WHAT TO DO:
a: According to the Budget debate text, how much extra tax will the Budget levy on insurance bills?
b: Carry on the Budget debate text from its final sentence.

TEXT SHOWN:
________

I would like to raise a few more of the many hidden elements in the Budget. The Budget will levy an extra £455 million of tax on the insurance bills that our constituents pay, such as for buildings and contents insurance, although I do not think that the Chancellor mentioned that in his statement. The Government will also scrap the saving gateway, which was due to be introduced in July. That initiative was designed to encourage the very poorest in society to save for the future, but it is gone as a result of the Chancellor’s generosity. Given that the child trust fund is also being scrapped, we will have no measures to encourage the poorest in society to start the savings habit, so it is a great pity that Government Members will support such policies.
A further hidden element in the Budget is the Government’s announcement that they will cut support for the payment of unemployed people’s mortgage interest by £15 million in this financial year, although that support is given at the point of those people’s lives at which they are in most need.
Is the hon. Gentleman aware that the interest paid by the Government under the existing mortgage interest support regime is fixed at 6.08%, even though many people pay interest at 2%, which means that the Government give them 4% more than they need to? In addition, surely it cannot be right that those payments can cover mortgages of up to £200,000 over two years.

________

PROVIDED INFORMATION:
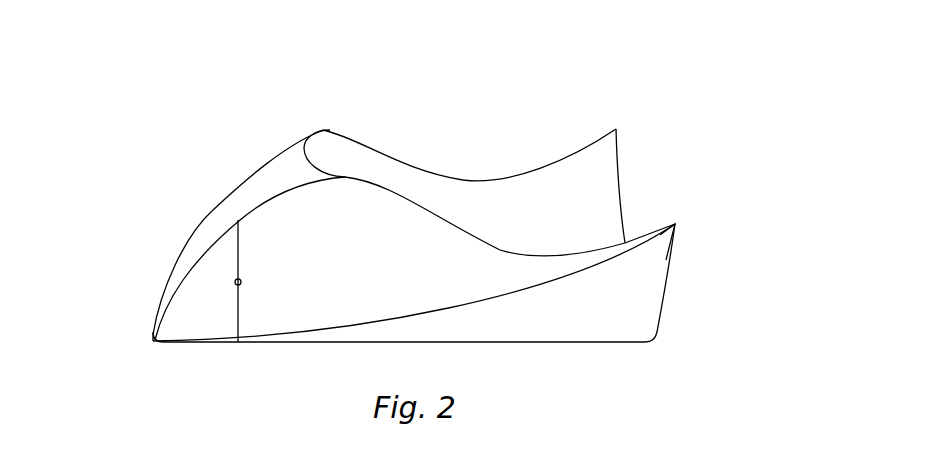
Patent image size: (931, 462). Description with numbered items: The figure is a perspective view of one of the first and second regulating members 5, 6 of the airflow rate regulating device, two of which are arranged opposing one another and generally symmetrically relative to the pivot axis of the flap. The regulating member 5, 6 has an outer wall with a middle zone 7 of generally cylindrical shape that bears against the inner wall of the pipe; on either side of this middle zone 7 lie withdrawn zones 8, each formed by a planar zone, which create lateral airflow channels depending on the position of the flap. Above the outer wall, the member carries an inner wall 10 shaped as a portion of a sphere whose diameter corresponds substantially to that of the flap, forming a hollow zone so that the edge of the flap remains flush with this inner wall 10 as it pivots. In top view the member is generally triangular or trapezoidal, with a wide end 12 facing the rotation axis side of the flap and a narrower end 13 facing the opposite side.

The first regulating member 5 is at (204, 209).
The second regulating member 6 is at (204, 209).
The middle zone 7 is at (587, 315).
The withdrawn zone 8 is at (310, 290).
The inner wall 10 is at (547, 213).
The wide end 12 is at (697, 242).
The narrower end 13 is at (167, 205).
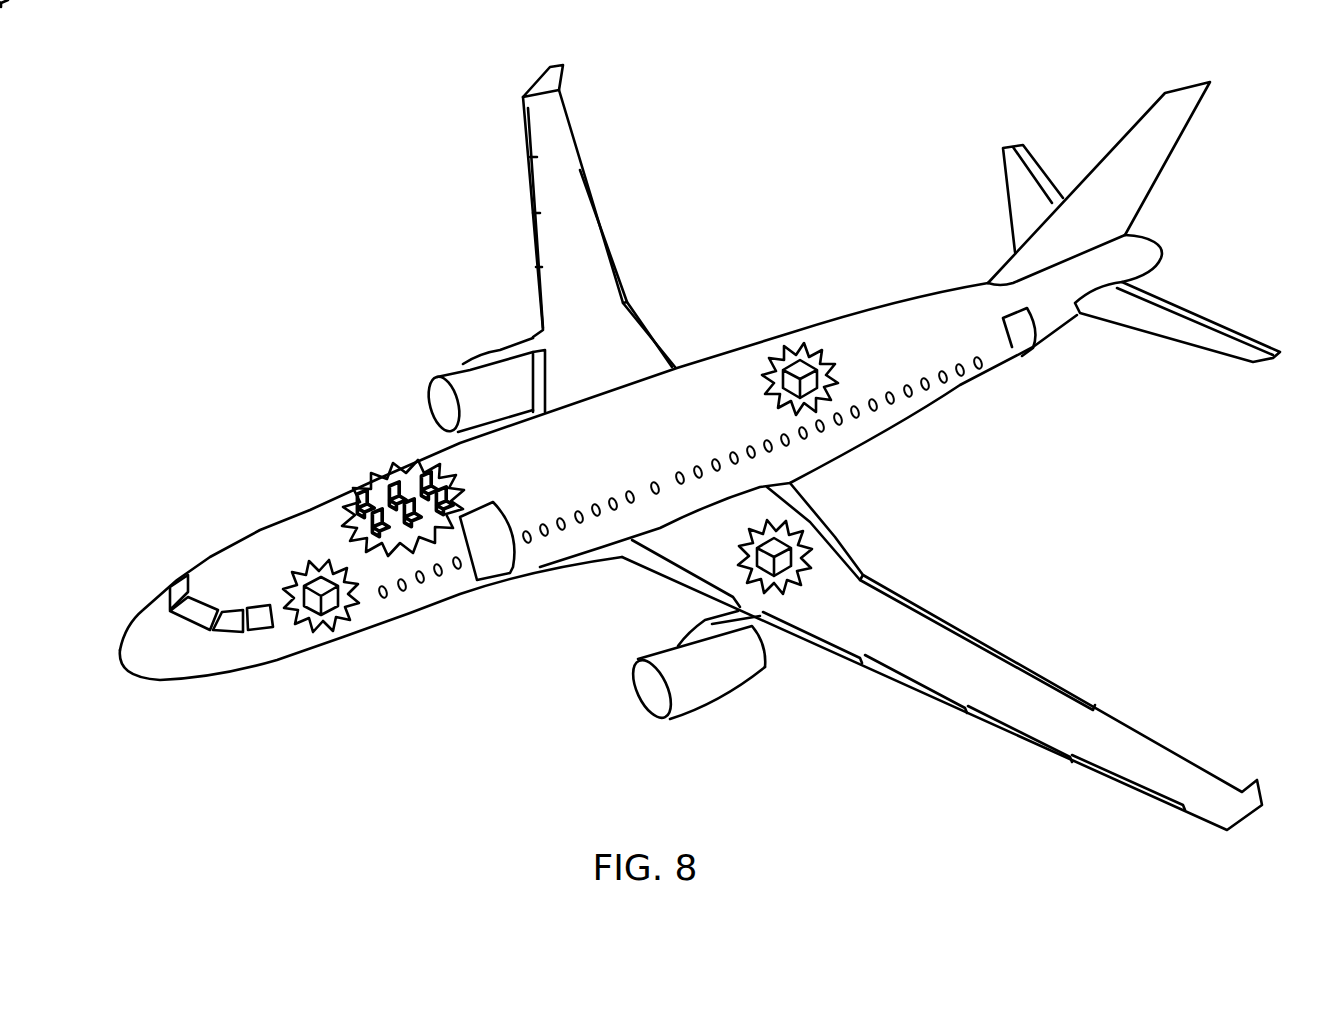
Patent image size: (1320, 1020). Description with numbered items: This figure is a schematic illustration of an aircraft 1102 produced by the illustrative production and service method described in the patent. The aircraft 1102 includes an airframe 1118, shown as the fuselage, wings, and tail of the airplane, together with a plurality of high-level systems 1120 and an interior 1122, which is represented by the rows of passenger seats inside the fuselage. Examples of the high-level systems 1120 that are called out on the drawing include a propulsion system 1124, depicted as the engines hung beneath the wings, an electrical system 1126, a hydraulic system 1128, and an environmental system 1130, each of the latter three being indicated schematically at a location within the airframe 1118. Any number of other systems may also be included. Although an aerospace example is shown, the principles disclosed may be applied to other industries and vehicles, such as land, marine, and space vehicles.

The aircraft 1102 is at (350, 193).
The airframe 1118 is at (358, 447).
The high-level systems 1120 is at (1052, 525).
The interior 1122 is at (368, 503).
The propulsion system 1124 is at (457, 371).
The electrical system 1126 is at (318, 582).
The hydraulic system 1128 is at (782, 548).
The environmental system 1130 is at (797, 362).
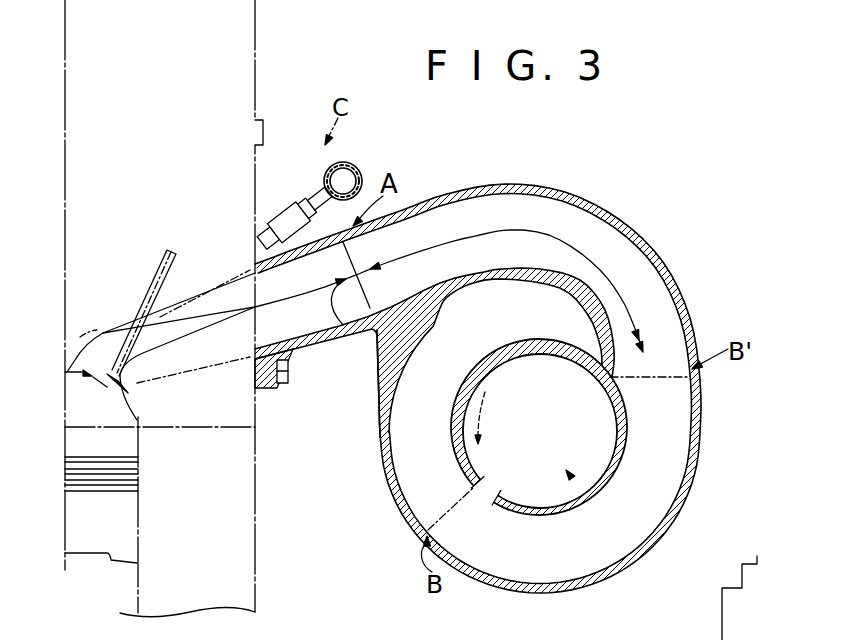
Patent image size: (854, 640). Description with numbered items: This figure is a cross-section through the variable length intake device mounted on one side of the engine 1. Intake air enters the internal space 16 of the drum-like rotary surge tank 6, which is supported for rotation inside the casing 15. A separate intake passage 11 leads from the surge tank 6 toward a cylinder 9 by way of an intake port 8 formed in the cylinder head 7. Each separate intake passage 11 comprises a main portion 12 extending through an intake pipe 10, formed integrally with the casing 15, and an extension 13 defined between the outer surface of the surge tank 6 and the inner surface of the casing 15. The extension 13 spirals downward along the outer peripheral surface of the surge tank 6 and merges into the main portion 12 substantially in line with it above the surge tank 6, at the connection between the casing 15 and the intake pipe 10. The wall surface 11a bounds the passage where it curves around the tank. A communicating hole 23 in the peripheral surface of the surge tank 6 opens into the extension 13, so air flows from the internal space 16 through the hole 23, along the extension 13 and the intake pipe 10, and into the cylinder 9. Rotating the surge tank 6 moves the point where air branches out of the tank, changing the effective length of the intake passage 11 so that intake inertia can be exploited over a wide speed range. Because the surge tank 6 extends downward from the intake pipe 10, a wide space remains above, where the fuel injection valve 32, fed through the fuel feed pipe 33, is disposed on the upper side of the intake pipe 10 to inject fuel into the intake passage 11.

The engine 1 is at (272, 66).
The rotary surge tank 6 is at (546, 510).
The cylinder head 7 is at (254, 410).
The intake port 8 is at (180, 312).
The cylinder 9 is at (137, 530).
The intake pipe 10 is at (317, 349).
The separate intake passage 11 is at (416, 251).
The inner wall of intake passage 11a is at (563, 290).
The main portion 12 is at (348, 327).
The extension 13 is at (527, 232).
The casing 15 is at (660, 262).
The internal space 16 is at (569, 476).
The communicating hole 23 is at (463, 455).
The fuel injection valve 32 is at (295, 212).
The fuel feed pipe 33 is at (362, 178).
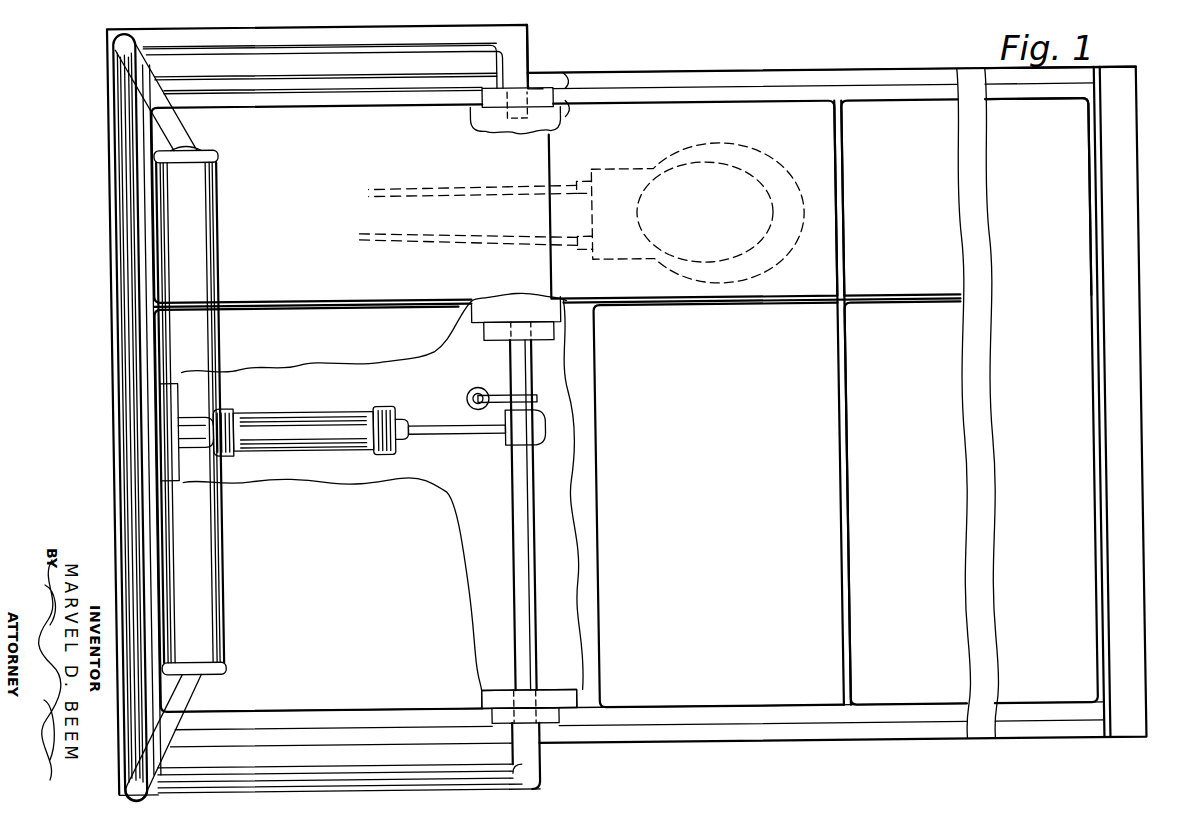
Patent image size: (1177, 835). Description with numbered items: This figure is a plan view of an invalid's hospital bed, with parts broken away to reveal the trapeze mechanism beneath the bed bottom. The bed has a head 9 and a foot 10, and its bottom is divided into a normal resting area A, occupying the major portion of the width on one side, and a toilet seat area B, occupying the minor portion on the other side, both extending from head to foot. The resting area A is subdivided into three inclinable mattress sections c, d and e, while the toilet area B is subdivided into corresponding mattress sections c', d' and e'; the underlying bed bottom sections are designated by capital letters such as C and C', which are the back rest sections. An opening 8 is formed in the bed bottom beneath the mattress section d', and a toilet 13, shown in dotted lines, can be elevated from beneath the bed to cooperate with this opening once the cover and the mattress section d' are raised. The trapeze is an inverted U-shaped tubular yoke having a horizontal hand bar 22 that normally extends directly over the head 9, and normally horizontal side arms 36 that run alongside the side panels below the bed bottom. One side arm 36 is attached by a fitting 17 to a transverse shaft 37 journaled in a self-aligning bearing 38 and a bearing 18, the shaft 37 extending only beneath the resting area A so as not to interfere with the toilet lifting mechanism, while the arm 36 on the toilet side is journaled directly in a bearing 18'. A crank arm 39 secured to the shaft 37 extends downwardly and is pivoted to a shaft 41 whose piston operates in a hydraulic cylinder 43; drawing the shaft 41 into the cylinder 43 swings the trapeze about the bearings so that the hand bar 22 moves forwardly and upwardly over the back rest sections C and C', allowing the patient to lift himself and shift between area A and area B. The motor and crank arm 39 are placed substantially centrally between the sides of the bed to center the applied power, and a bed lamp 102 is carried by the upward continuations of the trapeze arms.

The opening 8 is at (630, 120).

________

RESPONSES:
a: £455 million

b:
It can if a person who is made unemployed relies on the mortgage interest support to keep a roof over their head, because they will otherwise be in great jeopardy. The hon. Gentleman might think that people should simply cope with the situation, but I believe that we need to scrutinise the measure much further.
The housing benefit changes announced in the Budget are exceptionally complex, so it is difficult to assimilate their likely impact. However, the reduction of the local housing allowance to the 30th percentile of local rents will distort housing support for the poorest in society.
The hon. Member for East Antrim (Sammy Wilson) talked about the tax credit regime and the reduction in the time period for backdating changes in circumstances from three months to one month. That mean-minded reform is an attempt to claw back money by reducing the period in which people in changeable or almost chaotic circumstances may analyse their position and go through the bureaucratic process of reclaiming their tax credits by submitting correct arrangements. As all hon. Members know, many people will find it difficult to do that within 28 days, and the measure typifies the mean-spirited nature of the Budget.
I am grateful to the hon. Gentleman for giving way again—he is generous with his time. He is eloquently highlighting many of the tough decisions that have to be taken. He seems to be ruling out almost all of the deficit reduction measures that we have proposed, so may I again ask what he or his party would do to get to grips with the deficit?
As I have said before, we need a pro-growth strategy. Sometimes we have to spend to save. Investment is exceptionally important at this point in the economic cycle. All borrowing is not evil, as the hon. Lady suggests. [Interruption.]
Absolutely—my hon. Friend is right. We need a mature debate about the economy, and the hon. Lady should listen to her hon. Friend the Member for Wycombe (Steve Baker), who said that there are differences of opinion. There is not just one particular view of these things.
There are risks to the economy from completely pulling the rug from under it by doing things such as imposing tax increases that go too far or cutting public expenditure too swiftly or harshly. If the hon. Lady thinks that we can cut public expenditure harshly without any ramifications for the economy, I shall just have to beg to differ.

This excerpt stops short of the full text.